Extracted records
+++++

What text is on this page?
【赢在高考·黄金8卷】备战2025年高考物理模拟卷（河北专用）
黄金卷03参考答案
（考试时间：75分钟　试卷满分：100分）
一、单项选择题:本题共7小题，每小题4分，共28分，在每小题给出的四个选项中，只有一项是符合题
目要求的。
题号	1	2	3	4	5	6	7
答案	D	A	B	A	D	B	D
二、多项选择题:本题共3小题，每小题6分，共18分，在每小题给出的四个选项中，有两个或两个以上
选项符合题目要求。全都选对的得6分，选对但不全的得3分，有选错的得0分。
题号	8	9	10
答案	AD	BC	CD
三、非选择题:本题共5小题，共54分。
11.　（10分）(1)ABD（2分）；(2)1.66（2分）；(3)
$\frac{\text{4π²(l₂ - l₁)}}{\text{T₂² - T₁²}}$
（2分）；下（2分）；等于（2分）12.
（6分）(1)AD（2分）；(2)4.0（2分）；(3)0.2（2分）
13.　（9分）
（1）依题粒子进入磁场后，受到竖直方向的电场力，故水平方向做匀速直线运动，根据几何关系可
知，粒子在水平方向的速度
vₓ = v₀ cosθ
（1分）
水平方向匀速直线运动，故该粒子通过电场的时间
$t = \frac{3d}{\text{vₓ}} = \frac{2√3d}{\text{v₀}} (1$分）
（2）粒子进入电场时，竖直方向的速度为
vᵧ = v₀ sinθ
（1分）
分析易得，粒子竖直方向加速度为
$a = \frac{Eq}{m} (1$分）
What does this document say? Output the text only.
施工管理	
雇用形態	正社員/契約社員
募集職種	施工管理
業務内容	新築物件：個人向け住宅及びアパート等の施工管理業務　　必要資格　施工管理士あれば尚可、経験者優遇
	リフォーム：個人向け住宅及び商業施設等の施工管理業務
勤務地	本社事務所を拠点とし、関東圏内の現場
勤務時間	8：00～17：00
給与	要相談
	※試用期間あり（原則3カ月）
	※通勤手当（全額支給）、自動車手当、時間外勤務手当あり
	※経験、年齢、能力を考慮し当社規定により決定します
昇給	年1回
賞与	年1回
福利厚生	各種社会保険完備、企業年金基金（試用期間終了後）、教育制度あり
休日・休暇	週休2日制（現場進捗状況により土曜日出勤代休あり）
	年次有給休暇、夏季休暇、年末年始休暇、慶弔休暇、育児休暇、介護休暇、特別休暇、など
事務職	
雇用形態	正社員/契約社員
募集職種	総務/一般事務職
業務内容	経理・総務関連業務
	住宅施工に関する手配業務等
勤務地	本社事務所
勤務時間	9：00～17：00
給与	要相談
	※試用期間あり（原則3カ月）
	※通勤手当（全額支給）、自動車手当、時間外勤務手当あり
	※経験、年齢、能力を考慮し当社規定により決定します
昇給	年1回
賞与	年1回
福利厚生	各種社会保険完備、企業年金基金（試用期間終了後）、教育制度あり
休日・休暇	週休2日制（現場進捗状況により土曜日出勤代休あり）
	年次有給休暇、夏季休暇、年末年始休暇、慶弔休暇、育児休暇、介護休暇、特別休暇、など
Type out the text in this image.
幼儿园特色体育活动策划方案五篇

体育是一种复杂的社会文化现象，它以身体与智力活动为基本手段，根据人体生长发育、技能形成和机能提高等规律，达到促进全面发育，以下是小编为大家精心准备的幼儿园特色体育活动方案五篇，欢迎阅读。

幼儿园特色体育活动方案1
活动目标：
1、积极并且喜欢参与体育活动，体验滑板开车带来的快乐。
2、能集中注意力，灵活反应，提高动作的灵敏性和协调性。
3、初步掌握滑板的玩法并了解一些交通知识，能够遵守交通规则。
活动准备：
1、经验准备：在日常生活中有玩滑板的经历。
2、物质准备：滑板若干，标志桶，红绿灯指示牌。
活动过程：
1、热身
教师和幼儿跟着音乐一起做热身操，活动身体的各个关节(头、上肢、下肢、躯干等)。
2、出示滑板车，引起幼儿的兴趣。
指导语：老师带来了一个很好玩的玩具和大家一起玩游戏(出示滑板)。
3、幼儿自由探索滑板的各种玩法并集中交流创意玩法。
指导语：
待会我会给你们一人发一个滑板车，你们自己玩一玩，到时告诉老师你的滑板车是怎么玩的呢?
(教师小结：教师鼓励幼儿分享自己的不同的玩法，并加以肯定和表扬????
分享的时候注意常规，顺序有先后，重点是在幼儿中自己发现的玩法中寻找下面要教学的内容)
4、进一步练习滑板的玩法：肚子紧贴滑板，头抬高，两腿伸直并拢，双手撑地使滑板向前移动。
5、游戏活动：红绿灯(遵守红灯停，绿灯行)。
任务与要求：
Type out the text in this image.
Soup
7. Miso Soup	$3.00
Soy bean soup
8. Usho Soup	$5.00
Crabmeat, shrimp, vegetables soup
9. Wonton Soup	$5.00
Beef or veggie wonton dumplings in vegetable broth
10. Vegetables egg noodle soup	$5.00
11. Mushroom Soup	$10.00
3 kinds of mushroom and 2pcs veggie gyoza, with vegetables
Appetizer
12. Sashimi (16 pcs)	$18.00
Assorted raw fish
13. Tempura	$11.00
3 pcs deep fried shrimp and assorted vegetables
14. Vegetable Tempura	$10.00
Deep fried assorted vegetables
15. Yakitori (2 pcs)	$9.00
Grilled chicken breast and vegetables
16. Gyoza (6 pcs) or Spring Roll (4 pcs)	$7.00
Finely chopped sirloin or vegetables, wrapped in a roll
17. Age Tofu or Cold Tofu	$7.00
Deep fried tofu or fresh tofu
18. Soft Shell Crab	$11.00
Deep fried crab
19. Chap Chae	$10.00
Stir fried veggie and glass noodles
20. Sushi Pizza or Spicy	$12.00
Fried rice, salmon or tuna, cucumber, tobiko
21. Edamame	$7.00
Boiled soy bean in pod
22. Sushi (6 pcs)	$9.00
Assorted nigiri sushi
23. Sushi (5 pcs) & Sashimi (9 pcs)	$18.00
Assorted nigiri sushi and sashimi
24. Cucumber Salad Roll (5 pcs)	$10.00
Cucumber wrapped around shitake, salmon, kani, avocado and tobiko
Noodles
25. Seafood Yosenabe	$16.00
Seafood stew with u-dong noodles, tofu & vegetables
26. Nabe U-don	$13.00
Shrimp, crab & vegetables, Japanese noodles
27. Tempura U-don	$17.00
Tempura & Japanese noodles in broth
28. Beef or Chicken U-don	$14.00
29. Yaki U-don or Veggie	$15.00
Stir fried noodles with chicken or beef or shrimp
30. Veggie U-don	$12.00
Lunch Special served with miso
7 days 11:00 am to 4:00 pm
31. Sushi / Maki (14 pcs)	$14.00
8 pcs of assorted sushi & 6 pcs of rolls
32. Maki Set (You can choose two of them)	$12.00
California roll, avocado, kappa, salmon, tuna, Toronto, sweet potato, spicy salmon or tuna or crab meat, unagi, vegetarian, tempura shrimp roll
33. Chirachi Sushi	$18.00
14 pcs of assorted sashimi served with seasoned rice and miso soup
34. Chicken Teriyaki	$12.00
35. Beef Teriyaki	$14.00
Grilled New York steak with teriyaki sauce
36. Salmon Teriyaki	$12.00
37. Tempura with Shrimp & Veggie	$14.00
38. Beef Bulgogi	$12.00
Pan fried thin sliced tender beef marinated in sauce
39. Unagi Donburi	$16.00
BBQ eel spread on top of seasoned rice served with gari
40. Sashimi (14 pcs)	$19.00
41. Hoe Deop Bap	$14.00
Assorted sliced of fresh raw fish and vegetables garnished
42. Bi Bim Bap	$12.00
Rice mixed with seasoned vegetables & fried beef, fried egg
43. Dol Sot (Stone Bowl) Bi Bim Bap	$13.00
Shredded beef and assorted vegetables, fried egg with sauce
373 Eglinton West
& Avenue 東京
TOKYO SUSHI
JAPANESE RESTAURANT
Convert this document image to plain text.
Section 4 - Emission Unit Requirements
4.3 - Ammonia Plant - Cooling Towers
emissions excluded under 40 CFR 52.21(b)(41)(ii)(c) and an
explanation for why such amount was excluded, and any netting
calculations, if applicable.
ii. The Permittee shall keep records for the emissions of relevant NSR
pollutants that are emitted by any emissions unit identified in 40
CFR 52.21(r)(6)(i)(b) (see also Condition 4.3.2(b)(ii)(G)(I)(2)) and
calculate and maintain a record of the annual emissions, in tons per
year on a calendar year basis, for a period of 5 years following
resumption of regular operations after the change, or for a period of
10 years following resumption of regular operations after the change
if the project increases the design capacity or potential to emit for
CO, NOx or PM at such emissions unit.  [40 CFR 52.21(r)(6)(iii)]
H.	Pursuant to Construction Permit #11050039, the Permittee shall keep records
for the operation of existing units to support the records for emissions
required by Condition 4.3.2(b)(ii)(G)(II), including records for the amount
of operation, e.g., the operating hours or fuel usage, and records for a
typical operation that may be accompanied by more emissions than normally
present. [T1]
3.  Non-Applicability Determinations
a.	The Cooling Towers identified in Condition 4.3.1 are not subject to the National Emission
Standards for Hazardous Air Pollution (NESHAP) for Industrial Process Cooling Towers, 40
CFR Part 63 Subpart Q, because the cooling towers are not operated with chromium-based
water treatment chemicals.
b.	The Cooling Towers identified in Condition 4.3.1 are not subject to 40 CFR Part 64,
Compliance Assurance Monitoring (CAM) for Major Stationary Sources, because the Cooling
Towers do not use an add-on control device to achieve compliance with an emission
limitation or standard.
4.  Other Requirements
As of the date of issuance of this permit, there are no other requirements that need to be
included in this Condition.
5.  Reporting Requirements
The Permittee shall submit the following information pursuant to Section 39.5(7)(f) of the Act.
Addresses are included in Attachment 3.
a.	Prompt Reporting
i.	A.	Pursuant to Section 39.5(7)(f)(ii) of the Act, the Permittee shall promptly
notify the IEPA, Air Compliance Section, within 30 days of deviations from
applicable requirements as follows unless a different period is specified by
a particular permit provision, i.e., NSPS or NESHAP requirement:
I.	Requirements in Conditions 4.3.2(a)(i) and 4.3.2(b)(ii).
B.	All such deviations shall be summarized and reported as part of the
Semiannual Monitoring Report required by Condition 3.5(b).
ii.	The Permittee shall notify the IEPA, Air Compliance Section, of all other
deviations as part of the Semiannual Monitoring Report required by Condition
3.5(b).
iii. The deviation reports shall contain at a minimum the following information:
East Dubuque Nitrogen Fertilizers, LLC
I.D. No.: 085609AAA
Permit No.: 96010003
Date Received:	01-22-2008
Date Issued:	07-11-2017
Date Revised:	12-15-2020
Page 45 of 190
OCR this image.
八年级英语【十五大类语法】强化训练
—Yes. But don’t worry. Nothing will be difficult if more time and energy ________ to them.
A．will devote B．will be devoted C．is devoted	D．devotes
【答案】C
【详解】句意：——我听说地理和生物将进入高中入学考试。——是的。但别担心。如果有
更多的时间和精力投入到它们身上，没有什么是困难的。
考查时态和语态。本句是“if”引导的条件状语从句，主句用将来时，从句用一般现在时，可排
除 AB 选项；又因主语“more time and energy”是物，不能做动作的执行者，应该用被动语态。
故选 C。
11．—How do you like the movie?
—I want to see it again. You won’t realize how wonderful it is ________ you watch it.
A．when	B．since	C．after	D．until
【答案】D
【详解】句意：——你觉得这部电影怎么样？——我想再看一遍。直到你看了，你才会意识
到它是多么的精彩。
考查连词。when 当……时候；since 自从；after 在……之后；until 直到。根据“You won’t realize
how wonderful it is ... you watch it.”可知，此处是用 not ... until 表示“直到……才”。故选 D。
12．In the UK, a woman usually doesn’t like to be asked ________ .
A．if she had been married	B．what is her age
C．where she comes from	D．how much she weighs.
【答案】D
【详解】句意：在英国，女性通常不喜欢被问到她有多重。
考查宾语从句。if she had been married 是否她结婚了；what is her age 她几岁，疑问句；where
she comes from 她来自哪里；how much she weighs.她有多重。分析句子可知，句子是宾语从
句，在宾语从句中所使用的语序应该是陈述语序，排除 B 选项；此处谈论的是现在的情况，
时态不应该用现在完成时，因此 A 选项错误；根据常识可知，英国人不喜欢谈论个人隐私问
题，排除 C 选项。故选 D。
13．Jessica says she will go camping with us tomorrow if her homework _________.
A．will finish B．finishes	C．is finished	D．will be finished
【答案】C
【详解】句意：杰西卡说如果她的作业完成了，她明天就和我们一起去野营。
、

+++++

_What you will do_. In the records above, find each line that holds the word "seasoned"; copy all such lines.

_Answer below_.
14 pcs of assorted sashimi served with seasoned rice and miso soup
BBQ eel spread on top of seasoned rice served with gari
Rice mixed with seasoned vegetables & fried beef, fried egg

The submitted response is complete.